== Supplied information

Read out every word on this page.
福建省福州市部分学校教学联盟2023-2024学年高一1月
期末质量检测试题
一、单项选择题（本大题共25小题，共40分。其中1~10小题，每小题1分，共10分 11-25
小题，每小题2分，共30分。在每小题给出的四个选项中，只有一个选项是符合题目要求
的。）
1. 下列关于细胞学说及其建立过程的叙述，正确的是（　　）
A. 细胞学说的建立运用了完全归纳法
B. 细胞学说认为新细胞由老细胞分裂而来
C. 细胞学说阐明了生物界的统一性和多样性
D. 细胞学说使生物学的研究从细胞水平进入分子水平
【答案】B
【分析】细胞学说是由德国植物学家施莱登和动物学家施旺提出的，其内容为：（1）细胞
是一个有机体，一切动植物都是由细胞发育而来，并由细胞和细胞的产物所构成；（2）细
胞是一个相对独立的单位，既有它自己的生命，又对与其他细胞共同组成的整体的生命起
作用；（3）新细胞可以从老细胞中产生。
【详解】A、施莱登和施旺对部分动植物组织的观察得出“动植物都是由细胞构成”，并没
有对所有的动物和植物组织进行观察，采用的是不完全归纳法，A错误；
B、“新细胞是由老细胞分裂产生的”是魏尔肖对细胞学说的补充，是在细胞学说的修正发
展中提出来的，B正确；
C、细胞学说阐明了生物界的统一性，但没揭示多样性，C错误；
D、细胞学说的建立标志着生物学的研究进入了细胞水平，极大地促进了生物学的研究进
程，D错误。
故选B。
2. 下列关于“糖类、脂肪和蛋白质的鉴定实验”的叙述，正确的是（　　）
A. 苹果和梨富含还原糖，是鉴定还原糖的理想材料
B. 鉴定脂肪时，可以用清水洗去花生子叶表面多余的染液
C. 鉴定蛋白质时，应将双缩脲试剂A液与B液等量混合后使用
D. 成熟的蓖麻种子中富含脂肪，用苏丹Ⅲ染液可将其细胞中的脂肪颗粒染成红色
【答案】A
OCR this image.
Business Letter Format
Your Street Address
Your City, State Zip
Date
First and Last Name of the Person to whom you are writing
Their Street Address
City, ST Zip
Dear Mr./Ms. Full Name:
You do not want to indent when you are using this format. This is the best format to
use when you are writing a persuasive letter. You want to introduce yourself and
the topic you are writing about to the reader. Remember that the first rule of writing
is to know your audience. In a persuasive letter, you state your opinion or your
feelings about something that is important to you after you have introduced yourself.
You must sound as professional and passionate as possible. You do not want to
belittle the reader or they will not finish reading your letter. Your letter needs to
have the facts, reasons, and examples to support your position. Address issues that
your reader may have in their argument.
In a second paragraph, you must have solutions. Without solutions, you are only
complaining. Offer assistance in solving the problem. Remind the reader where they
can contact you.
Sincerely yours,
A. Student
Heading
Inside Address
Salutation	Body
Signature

====

* _Problem description_
Set every line of the listing down word for word.

* _Task answer_
Read out every word on this page.
福建省福州市部分学校教学联盟2023-2024学年高一1月
期末质量检测试题
一、单项选择题（本大题共25小题，共40分。其中1~10小题，每小题1分，共10分 11-25
小题，每小题2分，共30分。在每小题给出的四个选项中，只有一个选项是符合题目要求
的。）
1. 下列关于细胞学说及其建立过程的叙述，正确的是（　　）
A. 细胞学说的建立运用了完全归纳法
B. 细胞学说认为新细胞由老细胞分裂而来
C. 细胞学说阐明了生物界的统一性和多样性
D. 细胞学说使生物学的研究从细胞水平进入分子水平
【答案】B
【分析】细胞学说是由德国植物学家施莱登和动物学家施旺提出的，其内容为：（1）细胞
是一个有机体，一切动植物都是由细胞发育而来，并由细胞和细胞的产物所构成；（2）细
胞是一个相对独立的单位，既有它自己的生命，又对与其他细胞共同组成的整体的生命起
作用；（3）新细胞可以从老细胞中产生。
【详解】A、施莱登和施旺对部分动植物组织的观察得出“动植物都是由细胞构成”，并没
有对所有的动物和植物组织进行观察，采用的是不完全归纳法，A错误；
B、“新细胞是由老细胞分裂产生的”是魏尔肖对细胞学说的补充，是在细胞学说的修正发
展中提出来的，B正确；
C、细胞学说阐明了生物界的统一性，但没揭示多样性，C错误；
D、细胞学说的建立标志着生物学的研究进入了细胞水平，极大地促进了生物学的研究进
程，D错误。
故选B。
2. 下列关于“糖类、脂肪和蛋白质的鉴定实验”的叙述，正确的是（　　）
A. 苹果和梨富含还原糖，是鉴定还原糖的理想材料
B. 鉴定脂肪时，可以用清水洗去花生子叶表面多余的染液
C. 鉴定蛋白质时，应将双缩脲试剂A液与B液等量混合后使用
D. 成熟的蓖麻种子中富含脂肪，用苏丹Ⅲ染液可将其细胞中的脂肪颗粒染成红色
【答案】A
OCR this image.
Business Letter Format
Your Street Address
Your City, State Zip
Date
First and Last Name of the Person to whom you are writing
Their Street Address
City, ST Zip
Dear Mr./Ms. Full Name:
You do not want to indent when you are using this format. This is the best format to
use when you are writing a persuasive letter. You want to introduce yourself and
the topic you are writing about to the reader. Remember that the first rule of writing
is to know your audience. In a persuasive letter, you state your opinion or your
feelings about something that is important to you after you have introduced yourself.
You must sound as professional and passionate as possible. You do not want to
belittle the reader or they will not finish reading your letter. Your letter needs to
have the facts, reasons, and examples to support your position. Address issues that
your reader may have in their argument.
In a second paragraph, you must have solutions. Without solutions, you are only
complaining. Offer assistance in solving the problem. Remind the reader where they
can contact you.
Sincerely yours,
A. Student
Heading
Inside Address
Salutation	Body
Signature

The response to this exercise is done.